§ Extracted material

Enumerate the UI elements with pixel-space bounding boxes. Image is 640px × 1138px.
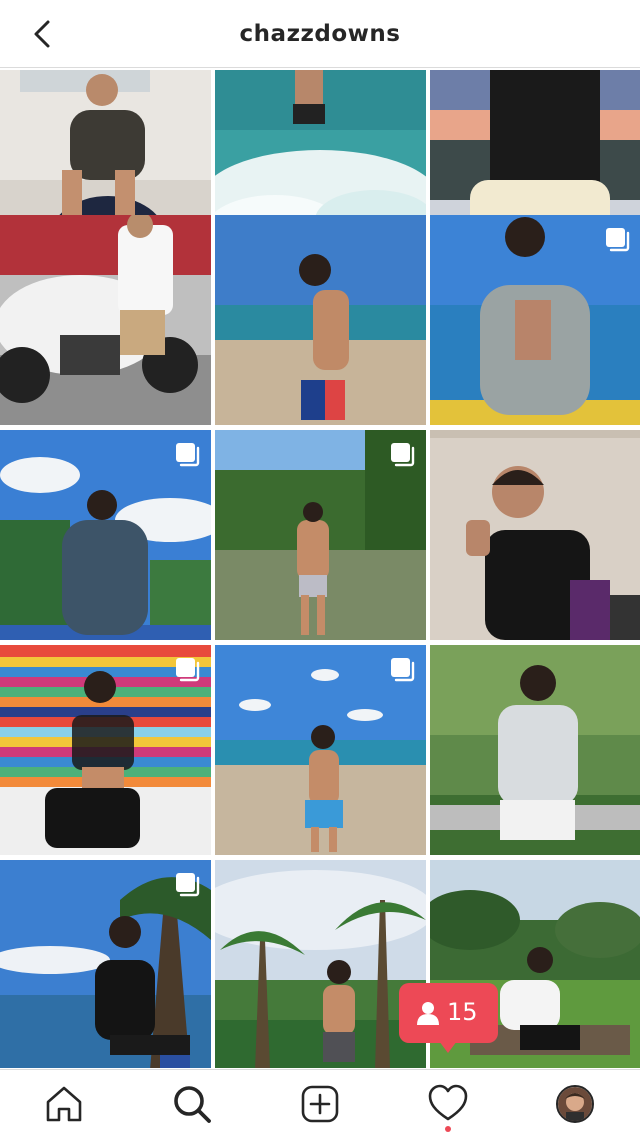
post-thumbnail[interactable] [215,430,426,640]
bubble-pointer [439,1041,457,1053]
post-thumbnail[interactable] [215,645,426,855]
new-post-icon [301,1085,339,1123]
heart-icon [428,1084,468,1121]
post-thumbnail[interactable] [215,860,426,1068]
nav-home-button[interactable] [42,1082,86,1126]
post-image [430,645,640,855]
profile-avatar[interactable] [556,1085,594,1123]
profile-username: chazzdowns [239,21,401,47]
post-thumbnail[interactable] [0,860,211,1068]
post-thumbnail[interactable] [430,645,640,855]
carousel-icon [176,658,200,682]
nav-new-post-button[interactable] [298,1082,342,1126]
nav-activity-button[interactable] [426,1082,470,1126]
post-thumbnail[interactable] [430,215,640,425]
post-thumbnail[interactable] [215,215,426,425]
nav-search-button[interactable] [170,1082,214,1126]
top-bar: chazzdowns [0,0,640,68]
carousel-icon [606,228,630,252]
carousel-icon [176,443,200,467]
bottom-nav [0,1069,640,1138]
activity-dot [445,1126,451,1132]
person-icon [417,1002,439,1025]
post-thumbnail[interactable] [0,215,211,425]
avatar-image [558,1087,592,1121]
posts-grid [0,70,640,1068]
post-image [0,215,211,425]
carousel-icon [176,873,200,897]
search-icon [174,1086,211,1123]
post-thumbnail[interactable] [0,645,211,855]
carousel-icon [391,658,415,682]
carousel-icon [391,443,415,467]
post-image [215,860,426,1068]
new-followers-count: 15 [447,998,478,1026]
post-thumbnail[interactable] [0,430,211,640]
post-image [430,430,640,640]
post-image [215,215,426,425]
post-thumbnail[interactable] [430,430,640,640]
new-followers-bubble[interactable]: 15 [399,983,498,1053]
home-icon [46,1086,82,1122]
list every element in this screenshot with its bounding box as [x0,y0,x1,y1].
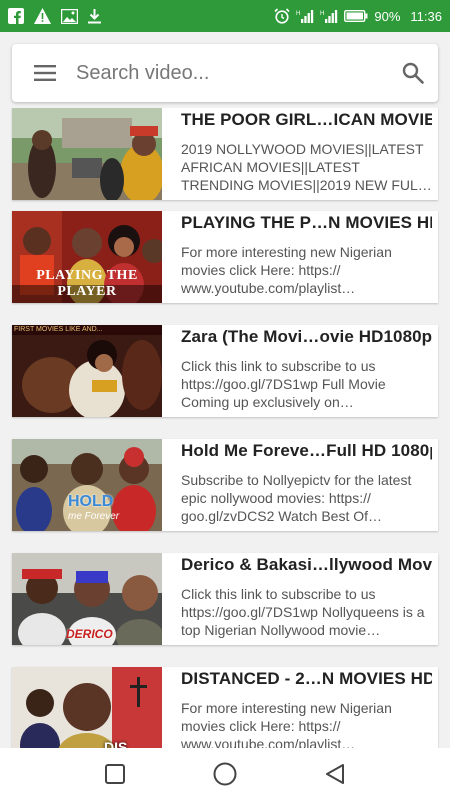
video-title: Hold Me Foreve…Full HD 1080p [181,441,432,460]
video-list-item[interactable]: PLAYING THE PLAYER PLAYING THE P…N MOVIE… [12,211,438,303]
video-description: For more interesting new Nigerian movies… [181,700,392,748]
video-list-item[interactable]: THE POOR GIRL…ICAN MOVIES 2019 NOLLYWOOD… [12,108,438,200]
video-title: PLAYING THE P…N MOVIES HD [181,213,432,232]
search-icon[interactable] [402,62,424,84]
thumbnail-caption: HOLD [68,493,114,510]
home-icon [213,762,237,786]
video-description: 2019 NOLLYWOOD MOVIES||LATEST AFRICAN MO… [181,141,432,193]
battery-percentage: 90% [374,8,401,24]
video-thumbnail [12,108,162,200]
back-button[interactable] [315,754,355,794]
search-input[interactable] [76,61,402,85]
clock: 11:36 [410,8,442,24]
video-list-item[interactable]: DERICO Derico & Bakasi…llywood Movie Cli… [12,553,438,645]
video-description: Click this link to subscribe to us https… [181,586,425,638]
video-title: Derico & Bakasi…llywood Movie [181,555,432,574]
video-list-item[interactable]: HOLD me Forever Hold Me Foreve…Full HD 1… [12,439,438,531]
video-title: THE POOR GIRL…ICAN MOVIES [181,110,432,129]
video-thumbnail: DIS [12,667,162,748]
signal-icon: H [296,9,314,23]
video-thumbnail: FIRST MOVIES LIKE AND... [12,325,162,417]
video-thumbnail: DERICO [12,553,162,645]
thumbnail-caption: me Forever [68,511,120,522]
back-icon [325,764,345,784]
video-list: THE POOR GIRL…ICAN MOVIES 2019 NOLLYWOOD… [0,108,450,748]
thumbnail-caption: DIS [104,739,128,748]
video-description: Subscribe to Nollyepictv for the latest … [181,472,412,524]
video-thumbnail: HOLD me Forever [12,439,162,531]
warning-icon [34,8,51,24]
recent-apps-icon [105,764,125,784]
menu-icon[interactable] [34,65,56,81]
video-title: Zara (The Movi…ovie HD1080p [181,327,432,346]
video-description: Click this link to subscribe to us https… [181,358,386,410]
recent-apps-button[interactable] [95,754,135,794]
search-bar [12,44,438,102]
thumbnail-caption: FIRST MOVIES LIKE AND... [14,326,103,333]
image-icon [61,8,78,24]
facebook-icon [8,8,24,24]
thumbnail-caption: PLAYING THE PLAYER [36,268,138,299]
signal-icon: H [320,9,338,23]
video-list-item[interactable]: FIRST MOVIES LIKE AND... Zara (The Movi…… [12,325,438,417]
svg-text:H: H [296,11,300,17]
video-title: DISTANCED - 2…N MOVIES HD [181,669,432,688]
thumbnail-caption: DERICO [66,627,113,641]
alarm-icon [274,8,290,24]
video-list-item[interactable]: DIS DISTANCED - 2…N MOVIES HD For more i… [12,667,438,748]
video-thumbnail: PLAYING THE PLAYER [12,211,162,303]
svg-text:H: H [320,11,324,17]
system-nav-bar [0,748,450,800]
home-button[interactable] [205,754,245,794]
download-icon [88,8,101,24]
video-description: For more interesting new Nigerian movies… [181,244,392,296]
status-bar: H H 90% 11:36 [0,0,450,32]
battery-icon [344,10,368,22]
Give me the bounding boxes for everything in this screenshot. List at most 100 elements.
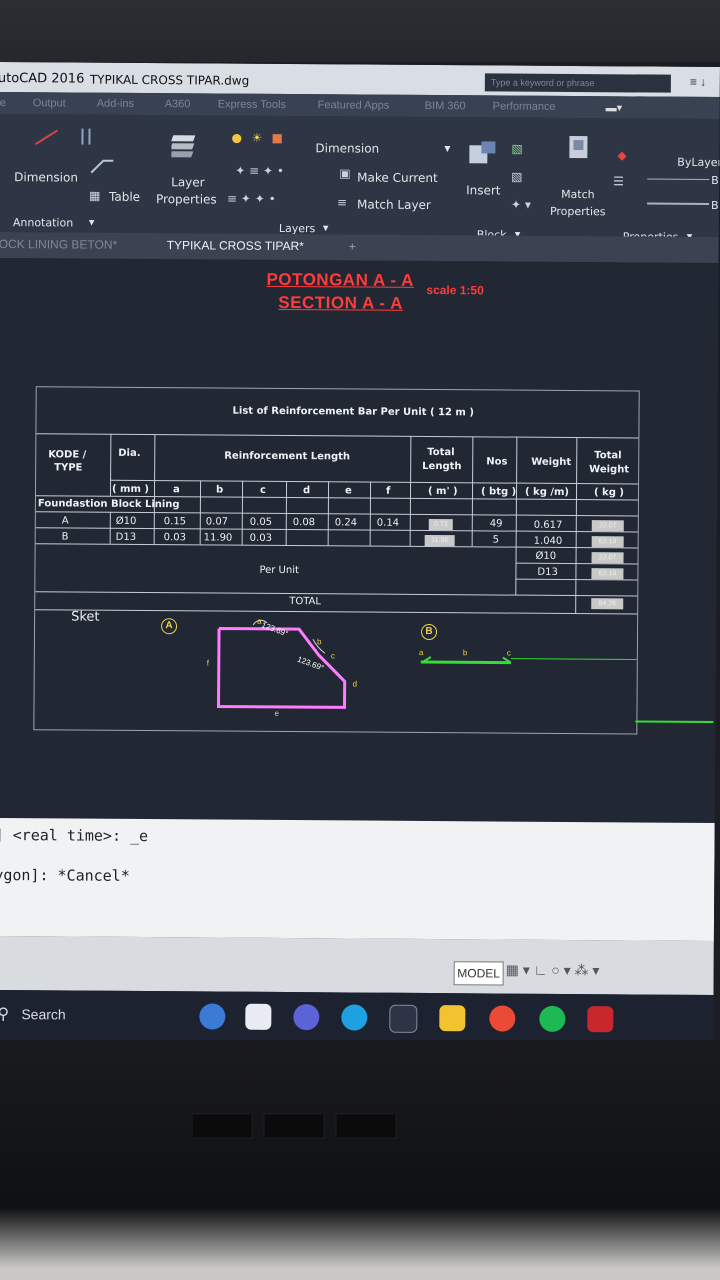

§ Aim
Reproduce every line of the listing above word for word, leaving out the pictures.

§ Result below
Enumerate the UI elements with pixel-space bounding boxes. Image is 640px × 1138px.
post-thumbnail[interactable] [215,430,426,640]
bubble-pointer [439,1041,457,1053]
post-thumbnail[interactable] [215,645,426,855]
new-post-icon [301,1085,339,1123]
heart-icon [428,1084,468,1121]
post-thumbnail[interactable] [215,860,426,1068]
nav-home-button[interactable] [42,1082,86,1126]
post-image [430,645,640,855]
profile-avatar[interactable] [556,1085,594,1123]
profile-username: chazzdowns [239,21,401,47]
post-thumbnail[interactable] [0,860,211,1068]
post-thumbnail[interactable] [430,645,640,855]
carousel-icon [176,658,200,682]
nav-new-post-button[interactable] [298,1082,342,1126]
nav-activity-button[interactable] [426,1082,470,1126]
post-thumbnail[interactable] [430,215,640,425]
post-thumbnail[interactable] [215,215,426,425]
nav-search-button[interactable] [170,1082,214,1126]
top-bar: chazzdowns [0,0,640,68]
carousel-icon [606,228,630,252]
carousel-icon [176,443,200,467]
bottom-nav [0,1069,640,1138]
activity-dot [445,1126,451,1132]
person-icon [417,1002,439,1025]
post-thumbnail[interactable] [0,215,211,425]
avatar-image [558,1087,592,1121]
posts-grid [0,70,640,1068]
post-image [0,215,211,425]
carousel-icon [176,873,200,897]
search-icon [174,1086,211,1123]
post-thumbnail[interactable] [0,645,211,855]
carousel-icon [391,658,415,682]
carousel-icon [391,443,415,467]
post-image [215,860,426,1068]
new-followers-count: 15 [447,998,478,1026]
post-thumbnail[interactable] [0,430,211,640]
post-image [430,430,640,640]
post-image [215,215,426,425]
post-thumbnail[interactable] [430,430,640,640]
new-followers-bubble[interactable]: 15 [399,983,498,1053]
home-icon [46,1086,82,1122]
list every element in this screenshot with its bounding box as [x0,y0,x1,y1].
video-title: Hold Me Foreve…Full HD 1080p [181,441,432,460]
video-list-item[interactable]: PLAYING THE PLAYER PLAYING THE P…N MOVIE… [12,211,438,303]
video-description: For more interesting new Nigerian movies… [181,700,392,748]
video-list-item[interactable]: THE POOR GIRL…ICAN MOVIES 2019 NOLLYWOOD… [12,108,438,200]
video-title: PLAYING THE P…N MOVIES HD [181,213,432,232]
search-icon[interactable] [402,62,424,84]
thumbnail-caption: HOLD [68,493,114,510]
home-icon [213,762,237,786]
video-description: 2019 NOLLYWOOD MOVIES||LATEST AFRICAN MO… [181,141,432,193]
battery-percentage: 90% [374,8,401,24]
video-thumbnail [12,108,162,200]
back-button[interactable] [315,754,355,794]
search-input[interactable] [76,61,402,85]
clock: 11:36 [410,8,442,24]
video-list-item[interactable]: DERICO Derico & Bakasi…llywood Movie Cli… [12,553,438,645]
video-description: Click this link to subscribe to us https… [181,586,425,638]
video-title: Derico & Bakasi…llywood Movie [181,555,432,574]
video-list-item[interactable]: HOLD me Forever Hold Me Foreve…Full HD 1… [12,439,438,531]
video-title: THE POOR GIRL…ICAN MOVIES [181,110,432,129]
video-thumbnail: DIS [12,667,162,748]
signal-icon: H [296,9,314,23]
video-thumbnail: FIRST MOVIES LIKE AND... [12,325,162,417]
video-thumbnail: DERICO [12,553,162,645]
thumbnail-caption: me Forever [68,511,120,522]
back-icon [325,764,345,784]
video-list: THE POOR GIRL…ICAN MOVIES 2019 NOLLYWOOD… [0,108,450,748]
thumbnail-caption: DIS [104,739,128,748]
video-description: Subscribe to Nollyepictv for the latest … [181,472,412,524]
video-thumbnail: HOLD me Forever [12,439,162,531]
warning-icon [34,8,51,24]
recent-apps-icon [105,764,125,784]
menu-icon[interactable] [34,65,56,81]
video-title: Zara (The Movi…ovie HD1080p [181,327,432,346]
video-description: Click this link to subscribe to us https… [181,358,386,410]
recent-apps-button[interactable] [95,754,135,794]
search-bar [12,44,438,102]
thumbnail-caption: FIRST MOVIES LIKE AND... [14,326,103,333]
image-icon [61,8,78,24]
facebook-icon [8,8,24,24]
thumbnail-caption: PLAYING THE PLAYER [36,268,138,299]
signal-icon: H [320,9,338,23]
video-list-item[interactable]: FIRST MOVIES LIKE AND... Zara (The Movi…… [12,325,438,417]
svg-text:H: H [296,11,300,17]
video-title: DISTANCED - 2…N MOVIES HD [181,669,432,688]
thumbnail-caption: DERICO [66,627,113,641]
alarm-icon [274,8,290,24]
video-list-item[interactable]: DIS DISTANCED - 2…N MOVIES HD For more i… [12,667,438,748]
video-thumbnail: PLAYING THE PLAYER [12,211,162,303]
svg-text:H: H [320,11,324,17]
system-nav-bar [0,748,450,800]
home-button[interactable] [205,754,245,794]
download-icon [88,8,101,24]
video-description: For more interesting new Nigerian movies… [181,244,392,296]
status-bar: H H 90% 11:36 [0,0,450,32]
battery-icon [344,10,368,22]
Give me the bounding boxes for everything in this screenshot. List at most 100 elements.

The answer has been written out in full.